Given problem: Return every line of the data below word for word, omitting the picture.

Supplied material:
↓↓↓

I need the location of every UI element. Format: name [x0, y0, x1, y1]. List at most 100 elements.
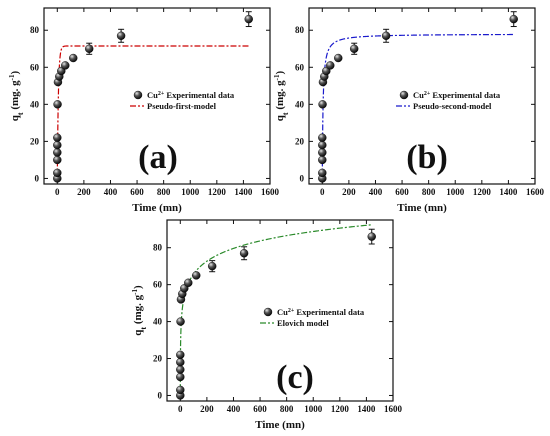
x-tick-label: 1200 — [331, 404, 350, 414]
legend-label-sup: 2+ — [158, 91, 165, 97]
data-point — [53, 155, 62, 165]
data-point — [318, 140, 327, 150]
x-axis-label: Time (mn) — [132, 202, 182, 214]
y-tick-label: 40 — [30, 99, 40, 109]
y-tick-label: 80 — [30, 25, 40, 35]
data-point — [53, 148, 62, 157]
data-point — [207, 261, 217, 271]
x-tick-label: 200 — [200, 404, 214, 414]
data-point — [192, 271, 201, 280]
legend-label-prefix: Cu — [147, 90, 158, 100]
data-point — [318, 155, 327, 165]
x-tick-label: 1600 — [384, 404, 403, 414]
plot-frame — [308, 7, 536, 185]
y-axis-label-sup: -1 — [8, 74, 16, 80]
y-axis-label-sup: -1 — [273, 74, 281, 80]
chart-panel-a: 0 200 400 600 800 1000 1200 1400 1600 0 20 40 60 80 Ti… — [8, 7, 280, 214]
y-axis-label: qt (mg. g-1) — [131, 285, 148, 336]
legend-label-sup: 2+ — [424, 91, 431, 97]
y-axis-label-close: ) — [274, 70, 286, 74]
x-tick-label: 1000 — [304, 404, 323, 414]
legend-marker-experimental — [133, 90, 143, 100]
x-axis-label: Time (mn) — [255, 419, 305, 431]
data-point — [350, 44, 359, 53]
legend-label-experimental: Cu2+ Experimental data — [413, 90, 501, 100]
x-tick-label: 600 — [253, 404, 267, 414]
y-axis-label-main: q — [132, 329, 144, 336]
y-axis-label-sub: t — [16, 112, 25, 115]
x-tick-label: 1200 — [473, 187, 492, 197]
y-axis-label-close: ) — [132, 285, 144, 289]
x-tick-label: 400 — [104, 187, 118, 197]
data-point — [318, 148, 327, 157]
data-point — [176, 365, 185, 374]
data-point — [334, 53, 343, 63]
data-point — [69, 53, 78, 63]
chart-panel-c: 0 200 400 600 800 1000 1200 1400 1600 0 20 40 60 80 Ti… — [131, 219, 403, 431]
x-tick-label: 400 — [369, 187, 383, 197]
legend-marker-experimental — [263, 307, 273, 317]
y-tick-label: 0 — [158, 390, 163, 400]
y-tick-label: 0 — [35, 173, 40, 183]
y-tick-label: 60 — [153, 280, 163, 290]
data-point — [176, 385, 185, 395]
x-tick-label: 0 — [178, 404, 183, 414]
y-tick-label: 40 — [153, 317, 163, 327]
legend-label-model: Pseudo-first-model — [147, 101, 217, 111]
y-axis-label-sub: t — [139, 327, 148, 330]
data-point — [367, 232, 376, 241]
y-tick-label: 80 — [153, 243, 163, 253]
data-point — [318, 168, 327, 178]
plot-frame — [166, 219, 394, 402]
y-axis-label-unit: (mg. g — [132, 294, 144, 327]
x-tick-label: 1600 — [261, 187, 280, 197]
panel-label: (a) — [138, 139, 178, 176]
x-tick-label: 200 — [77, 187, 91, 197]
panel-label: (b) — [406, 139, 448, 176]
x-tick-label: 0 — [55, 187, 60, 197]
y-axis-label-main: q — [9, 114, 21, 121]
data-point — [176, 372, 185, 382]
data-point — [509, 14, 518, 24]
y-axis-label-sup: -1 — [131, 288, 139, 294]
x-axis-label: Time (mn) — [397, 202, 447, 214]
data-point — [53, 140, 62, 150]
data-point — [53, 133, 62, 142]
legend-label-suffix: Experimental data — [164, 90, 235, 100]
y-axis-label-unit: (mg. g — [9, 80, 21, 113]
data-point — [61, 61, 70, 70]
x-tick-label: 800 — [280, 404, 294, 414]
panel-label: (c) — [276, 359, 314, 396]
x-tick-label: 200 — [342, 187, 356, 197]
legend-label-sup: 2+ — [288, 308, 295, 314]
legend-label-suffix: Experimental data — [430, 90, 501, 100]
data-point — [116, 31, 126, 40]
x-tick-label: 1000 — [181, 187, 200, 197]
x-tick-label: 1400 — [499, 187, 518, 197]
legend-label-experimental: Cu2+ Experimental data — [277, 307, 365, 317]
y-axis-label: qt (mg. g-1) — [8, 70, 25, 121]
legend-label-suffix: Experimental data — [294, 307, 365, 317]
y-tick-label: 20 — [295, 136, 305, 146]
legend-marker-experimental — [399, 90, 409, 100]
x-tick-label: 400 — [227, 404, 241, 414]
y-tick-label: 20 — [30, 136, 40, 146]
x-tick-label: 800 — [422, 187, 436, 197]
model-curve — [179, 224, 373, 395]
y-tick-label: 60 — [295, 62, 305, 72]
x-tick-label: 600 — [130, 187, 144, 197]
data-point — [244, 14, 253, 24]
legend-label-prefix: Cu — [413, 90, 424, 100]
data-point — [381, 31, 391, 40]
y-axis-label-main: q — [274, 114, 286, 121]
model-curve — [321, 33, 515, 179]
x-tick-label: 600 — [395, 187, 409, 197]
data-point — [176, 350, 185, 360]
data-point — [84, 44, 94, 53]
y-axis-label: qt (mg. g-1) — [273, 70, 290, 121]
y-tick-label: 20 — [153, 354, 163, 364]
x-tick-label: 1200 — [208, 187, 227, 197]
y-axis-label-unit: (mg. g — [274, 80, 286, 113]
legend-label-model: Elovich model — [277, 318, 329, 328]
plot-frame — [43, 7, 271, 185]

↑↑↑

Written answer:
I need the location of every UI element. Format: name [x0, y0, x1, y1]. List at most 100 elements.
x-tick-label: 1200 — [331, 404, 350, 414]
legend-label-sup: 2+ — [158, 91, 165, 97]
data-point — [53, 155, 62, 165]
data-point — [318, 140, 327, 150]
x-axis-label: Time (mn) — [132, 202, 182, 214]
y-tick-label: 40 — [30, 99, 40, 109]
y-tick-label: 80 — [30, 25, 40, 35]
data-point — [53, 148, 62, 157]
data-point — [207, 261, 217, 271]
x-tick-label: 200 — [200, 404, 214, 414]
data-point — [192, 271, 201, 280]
legend-label-prefix: Cu — [147, 90, 158, 100]
data-point — [318, 155, 327, 165]
x-tick-label: 1600 — [384, 404, 403, 414]
plot-frame — [308, 7, 536, 185]
y-axis-label-sup: -1 — [8, 74, 16, 80]
y-axis-label-sup: -1 — [273, 74, 281, 80]
chart-panel-a: 0 200 400 600 800 1000 1200 1400 1600 0 20 40 60 80 Ti… — [8, 7, 280, 214]
y-axis-label: qt (mg. g-1) — [131, 285, 148, 336]
legend-label-sup: 2+ — [424, 91, 431, 97]
y-axis-label-close: ) — [274, 70, 286, 74]
x-tick-label: 1000 — [304, 404, 323, 414]
legend-marker-experimental — [133, 90, 143, 100]
x-axis-label: Time (mn) — [255, 419, 305, 431]
data-point — [350, 44, 359, 53]
legend-label-experimental: Cu2+ Experimental data — [413, 90, 501, 100]
x-tick-label: 600 — [253, 404, 267, 414]
y-axis-label-main: q — [132, 329, 144, 336]
y-axis-label-sub: t — [16, 112, 25, 115]
x-tick-label: 1200 — [473, 187, 492, 197]
y-axis-label-close: ) — [132, 285, 144, 289]
x-tick-label: 400 — [104, 187, 118, 197]
data-point — [318, 148, 327, 157]
data-point — [176, 365, 185, 374]
data-point — [334, 53, 343, 63]
data-point — [69, 53, 78, 63]
chart-panel-c: 0 200 400 600 800 1000 1200 1400 1600 0 20 40 60 80 Ti… — [131, 219, 403, 431]
x-tick-label: 400 — [369, 187, 383, 197]
legend-marker-experimental — [263, 307, 273, 317]
y-tick-label: 0 — [158, 390, 163, 400]
y-tick-label: 0 — [35, 173, 40, 183]
y-tick-label: 60 — [153, 280, 163, 290]
data-point — [176, 385, 185, 395]
x-tick-label: 0 — [178, 404, 183, 414]
y-tick-label: 40 — [153, 317, 163, 327]
legend-label-model: Pseudo-first-model — [147, 101, 217, 111]
y-axis-label-sub: t — [139, 327, 148, 330]
data-point — [367, 232, 376, 241]
y-tick-label: 80 — [153, 243, 163, 253]
data-point — [318, 168, 327, 178]
plot-frame — [166, 219, 394, 402]
y-axis-label-unit: (mg. g — [132, 294, 144, 327]
x-tick-label: 1600 — [261, 187, 280, 197]
panel-label: (a) — [138, 139, 178, 176]
x-tick-label: 200 — [77, 187, 91, 197]
panel-label: (b) — [406, 139, 448, 176]
x-tick-label: 0 — [55, 187, 60, 197]
y-axis-label-main: q — [9, 114, 21, 121]
data-point — [176, 372, 185, 382]
data-point — [509, 14, 518, 24]
y-axis-label-sup: -1 — [131, 288, 139, 294]
x-axis-label: Time (mn) — [397, 202, 447, 214]
data-point — [53, 140, 62, 150]
data-point — [53, 133, 62, 142]
legend-label-suffix: Experimental data — [164, 90, 235, 100]
y-axis-label-unit: (mg. g — [9, 80, 21, 113]
data-point — [61, 61, 70, 70]
x-tick-label: 800 — [280, 404, 294, 414]
panel-label: (c) — [276, 359, 314, 396]
x-tick-label: 200 — [342, 187, 356, 197]
legend-label-sup: 2+ — [288, 308, 295, 314]
legend-label-suffix: Experimental data — [430, 90, 501, 100]
data-point — [116, 31, 126, 40]
x-tick-label: 1000 — [181, 187, 200, 197]
x-tick-label: 1400 — [499, 187, 518, 197]
legend-label-experimental: Cu2+ Experimental data — [277, 307, 365, 317]
y-axis-label: qt (mg. g-1) — [8, 70, 25, 121]
legend-label-suffix: Experimental data — [294, 307, 365, 317]
y-tick-label: 20 — [295, 136, 305, 146]
legend-marker-experimental — [399, 90, 409, 100]
x-tick-label: 400 — [227, 404, 241, 414]
y-tick-label: 20 — [30, 136, 40, 146]
x-tick-label: 800 — [422, 187, 436, 197]
model-curve — [179, 224, 373, 395]
y-tick-label: 60 — [295, 62, 305, 72]
x-tick-label: 600 — [130, 187, 144, 197]
data-point — [244, 14, 253, 24]
legend-label-prefix: Cu — [413, 90, 424, 100]
data-point — [381, 31, 391, 40]
y-axis-label-main: q — [274, 114, 286, 121]
model-curve — [321, 33, 515, 179]
x-tick-label: 600 — [395, 187, 409, 197]
data-point — [176, 350, 185, 360]
data-point — [84, 44, 94, 53]
y-axis-label: qt (mg. g-1) — [273, 70, 290, 121]
y-tick-label: 20 — [153, 354, 163, 364]
x-tick-label: 1200 — [208, 187, 227, 197]
y-axis-label-unit: (mg. g — [274, 80, 286, 113]
legend-label-model: Elovich model — [277, 318, 329, 328]
plot-frame — [43, 7, 271, 185]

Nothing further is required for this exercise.